[Begin]

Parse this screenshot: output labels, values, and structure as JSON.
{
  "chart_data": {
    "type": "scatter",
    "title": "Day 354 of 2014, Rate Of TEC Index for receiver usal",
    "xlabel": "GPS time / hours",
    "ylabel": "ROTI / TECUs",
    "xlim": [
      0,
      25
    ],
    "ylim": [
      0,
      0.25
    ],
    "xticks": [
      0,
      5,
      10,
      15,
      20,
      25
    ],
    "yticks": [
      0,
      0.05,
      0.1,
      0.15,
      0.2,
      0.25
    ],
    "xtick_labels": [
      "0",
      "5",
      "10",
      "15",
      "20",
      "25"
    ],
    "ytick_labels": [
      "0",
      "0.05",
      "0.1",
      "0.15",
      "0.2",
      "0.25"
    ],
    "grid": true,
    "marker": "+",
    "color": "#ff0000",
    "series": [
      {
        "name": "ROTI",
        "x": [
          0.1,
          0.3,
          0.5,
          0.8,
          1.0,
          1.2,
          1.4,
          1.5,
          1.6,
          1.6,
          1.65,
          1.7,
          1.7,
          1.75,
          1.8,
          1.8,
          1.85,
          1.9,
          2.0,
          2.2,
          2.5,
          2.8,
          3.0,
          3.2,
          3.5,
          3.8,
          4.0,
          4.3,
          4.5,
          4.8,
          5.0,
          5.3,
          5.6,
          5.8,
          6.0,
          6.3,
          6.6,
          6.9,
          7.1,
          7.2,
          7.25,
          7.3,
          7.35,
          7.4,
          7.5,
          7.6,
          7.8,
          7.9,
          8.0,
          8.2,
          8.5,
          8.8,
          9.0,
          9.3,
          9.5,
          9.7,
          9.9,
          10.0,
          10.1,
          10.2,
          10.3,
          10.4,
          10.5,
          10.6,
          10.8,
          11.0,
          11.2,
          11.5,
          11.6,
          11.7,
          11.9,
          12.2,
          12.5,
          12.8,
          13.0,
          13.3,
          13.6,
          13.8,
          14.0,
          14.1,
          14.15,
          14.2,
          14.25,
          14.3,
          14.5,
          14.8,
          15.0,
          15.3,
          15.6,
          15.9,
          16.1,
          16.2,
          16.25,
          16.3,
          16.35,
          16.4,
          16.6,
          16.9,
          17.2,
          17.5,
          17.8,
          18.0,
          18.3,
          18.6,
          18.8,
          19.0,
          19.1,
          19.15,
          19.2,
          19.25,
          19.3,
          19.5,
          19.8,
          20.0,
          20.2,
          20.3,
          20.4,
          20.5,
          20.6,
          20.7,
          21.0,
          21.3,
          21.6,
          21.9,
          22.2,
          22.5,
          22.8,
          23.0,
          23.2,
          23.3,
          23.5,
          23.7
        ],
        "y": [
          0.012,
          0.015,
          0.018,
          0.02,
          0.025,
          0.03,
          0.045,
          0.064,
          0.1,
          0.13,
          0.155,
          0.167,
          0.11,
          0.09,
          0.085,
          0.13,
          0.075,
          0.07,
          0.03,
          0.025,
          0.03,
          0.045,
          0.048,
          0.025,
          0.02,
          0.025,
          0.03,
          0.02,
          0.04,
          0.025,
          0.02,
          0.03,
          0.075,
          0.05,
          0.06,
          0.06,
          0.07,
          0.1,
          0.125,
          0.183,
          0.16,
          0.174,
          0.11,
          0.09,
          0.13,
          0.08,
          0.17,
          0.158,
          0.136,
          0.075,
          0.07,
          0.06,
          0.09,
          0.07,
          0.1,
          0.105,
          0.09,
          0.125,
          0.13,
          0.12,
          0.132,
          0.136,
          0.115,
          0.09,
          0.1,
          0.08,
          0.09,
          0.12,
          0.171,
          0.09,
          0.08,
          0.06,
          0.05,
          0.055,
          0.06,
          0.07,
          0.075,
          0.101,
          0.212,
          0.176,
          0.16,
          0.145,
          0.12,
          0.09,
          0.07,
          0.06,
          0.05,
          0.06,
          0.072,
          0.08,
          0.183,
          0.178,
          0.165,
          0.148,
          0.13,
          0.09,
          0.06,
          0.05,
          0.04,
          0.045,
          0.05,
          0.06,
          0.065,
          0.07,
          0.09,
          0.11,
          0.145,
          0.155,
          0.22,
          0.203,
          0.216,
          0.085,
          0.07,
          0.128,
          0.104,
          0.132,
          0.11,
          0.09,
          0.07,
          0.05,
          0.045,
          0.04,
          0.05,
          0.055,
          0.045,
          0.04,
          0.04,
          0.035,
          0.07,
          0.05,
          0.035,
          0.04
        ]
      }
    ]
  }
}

[End]

● To do
Write out every line of the records exactly.

● Result below
Parse this screenshot: output labels, values, and structure as JSON.
{
  "chart_data": {
    "type": "scatter",
    "title": "Day 354 of 2014, Rate Of TEC Index for receiver usal",
    "xlabel": "GPS time / hours",
    "ylabel": "ROTI / TECUs",
    "xlim": [
      0,
      25
    ],
    "ylim": [
      0,
      0.25
    ],
    "xticks": [
      0,
      5,
      10,
      15,
      20,
      25
    ],
    "yticks": [
      0,
      0.05,
      0.1,
      0.15,
      0.2,
      0.25
    ],
    "xtick_labels": [
      "0",
      "5",
      "10",
      "15",
      "20",
      "25"
    ],
    "ytick_labels": [
      "0",
      "0.05",
      "0.1",
      "0.15",
      "0.2",
      "0.25"
    ],
    "grid": true,
    "marker": "+",
    "color": "#ff0000",
    "series": [
      {
        "name": "ROTI",
        "x": [
          0.1,
          0.3,
          0.5,
          0.8,
          1.0,
          1.2,
          1.4,
          1.5,
          1.6,
          1.6,
          1.65,
          1.7,
          1.7,
          1.75,
          1.8,
          1.8,
          1.85,
          1.9,
          2.0,
          2.2,
          2.5,
          2.8,
          3.0,
          3.2,
          3.5,
          3.8,
          4.0,
          4.3,
          4.5,
          4.8,
          5.0,
          5.3,
          5.6,
          5.8,
          6.0,
          6.3,
          6.6,
          6.9,
          7.1,
          7.2,
          7.25,
          7.3,
          7.35,
          7.4,
          7.5,
          7.6,
          7.8,
          7.9,
          8.0,
          8.2,
          8.5,
          8.8,
          9.0,
          9.3,
          9.5,
          9.7,
          9.9,
          10.0,
          10.1,
          10.2,
          10.3,
          10.4,
          10.5,
          10.6,
          10.8,
          11.0,
          11.2,
          11.5,
          11.6,
          11.7,
          11.9,
          12.2,
          12.5,
          12.8,
          13.0,
          13.3,
          13.6,
          13.8,
          14.0,
          14.1,
          14.15,
          14.2,
          14.25,
          14.3,
          14.5,
          14.8,
          15.0,
          15.3,
          15.6,
          15.9,
          16.1,
          16.2,
          16.25,
          16.3,
          16.35,
          16.4,
          16.6,
          16.9,
          17.2,
          17.5,
          17.8,
          18.0,
          18.3,
          18.6,
          18.8,
          19.0,
          19.1,
          19.15,
          19.2,
          19.25,
          19.3,
          19.5,
          19.8,
          20.0,
          20.2,
          20.3,
          20.4,
          20.5,
          20.6,
          20.7,
          21.0,
          21.3,
          21.6,
          21.9,
          22.2,
          22.5,
          22.8,
          23.0,
          23.2,
          23.3,
          23.5,
          23.7
        ],
        "y": [
          0.012,
          0.015,
          0.018,
          0.02,
          0.025,
          0.03,
          0.045,
          0.064,
          0.1,
          0.13,
          0.155,
          0.167,
          0.11,
          0.09,
          0.085,
          0.13,
          0.075,
          0.07,
          0.03,
          0.025,
          0.03,
          0.045,
          0.048,
          0.025,
          0.02,
          0.025,
          0.03,
          0.02,
          0.04,
          0.025,
          0.02,
          0.03,
          0.075,
          0.05,
          0.06,
          0.06,
          0.07,
          0.1,
          0.125,
          0.183,
          0.16,
          0.174,
          0.11,
          0.09,
          0.13,
          0.08,
          0.17,
          0.158,
          0.136,
          0.075,
          0.07,
          0.06,
          0.09,
          0.07,
          0.1,
          0.105,
          0.09,
          0.125,
          0.13,
          0.12,
          0.132,
          0.136,
          0.115,
          0.09,
          0.1,
          0.08,
          0.09,
          0.12,
          0.171,
          0.09,
          0.08,
          0.06,
          0.05,
          0.055,
          0.06,
          0.07,
          0.075,
          0.101,
          0.212,
          0.176,
          0.16,
          0.145,
          0.12,
          0.09,
          0.07,
          0.06,
          0.05,
          0.06,
          0.072,
          0.08,
          0.183,
          0.178,
          0.165,
          0.148,
          0.13,
          0.09,
          0.06,
          0.05,
          0.04,
          0.045,
          0.05,
          0.06,
          0.065,
          0.07,
          0.09,
          0.11,
          0.145,
          0.155,
          0.22,
          0.203,
          0.216,
          0.085,
          0.07,
          0.128,
          0.104,
          0.132,
          0.11,
          0.09,
          0.07,
          0.05,
          0.045,
          0.04,
          0.05,
          0.055,
          0.045,
          0.04,
          0.04,
          0.035,
          0.07,
          0.05,
          0.035,
          0.04
        ]
      }
    ]
  }
}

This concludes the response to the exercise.